=== Your instructions ===
All entries below need to be written out exactly, but without their pictures.

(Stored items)

_ _ _ _

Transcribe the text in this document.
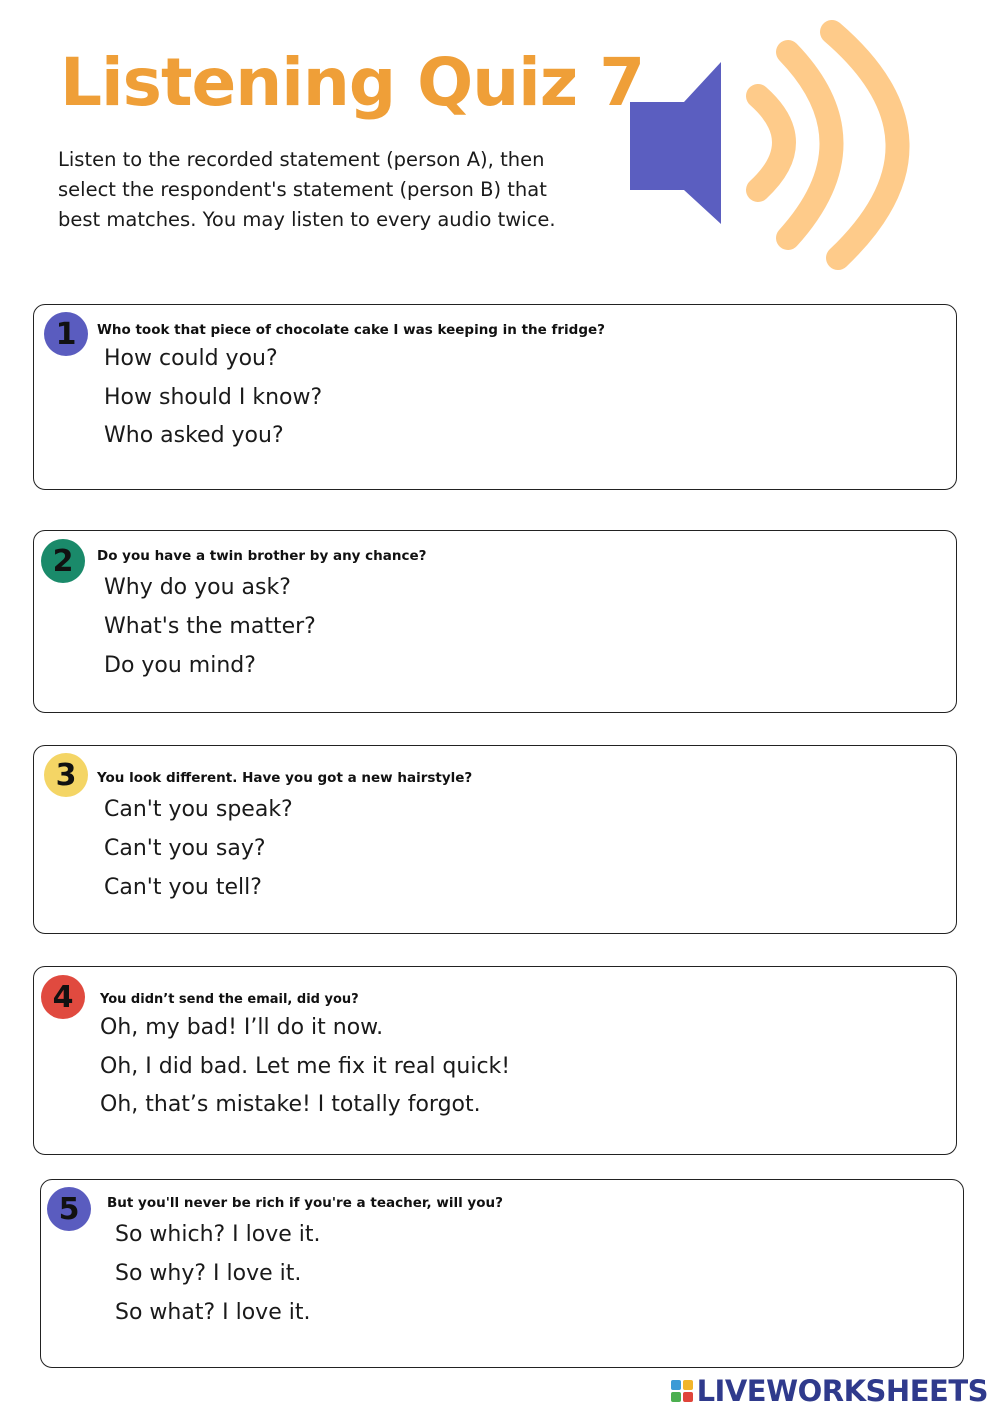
Listening Quiz 7
Listen to the recorded statement (person A), then select the respondent's statement (person B) that best matches. You may listen to every audio twice.
1	Who took that piece of chocolate cake I was keeping in the fridge?
How could you?
How should I know?
Who asked you?
2	Do you have a twin brother by any chance?
Why do you ask?
What's the matter?
Do you mind?
3	You look different. Have you got a new hairstyle?
Can't you speak?
Can't you say?
Can't you tell?
4	You didn’t send the email, did you?
Oh, my bad! I’ll do it now.
Oh, I did bad. Let me fix it real quick!
Oh, that’s mistake! I totally forgot.
5	But you'll never be rich if you're a teacher, will you?
So which? I love it.
So why? I love it.
So what? I love it.
LIVEWORKSHEETS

_ _ _ _

=== Full solution ===
Transcribe the text in this document.
Listening Quiz 7
Listen to the recorded statement (person A), then select the respondent's statement (person B) that best matches. You may listen to every audio twice.
1	Who took that piece of chocolate cake I was keeping in the fridge?
How could you?
How should I know?
Who asked you?
2	Do you have a twin brother by any chance?
Why do you ask?
What's the matter?
Do you mind?
3	You look different. Have you got a new hairstyle?
Can't you speak?
Can't you say?
Can't you tell?
4	You didn’t send the email, did you?
Oh, my bad! I’ll do it now.
Oh, I did bad. Let me fix it real quick!
Oh, that’s mistake! I totally forgot.
5	But you'll never be rich if you're a teacher, will you?
So which? I love it.
So why? I love it.
So what? I love it.
LIVEWORKSHEETS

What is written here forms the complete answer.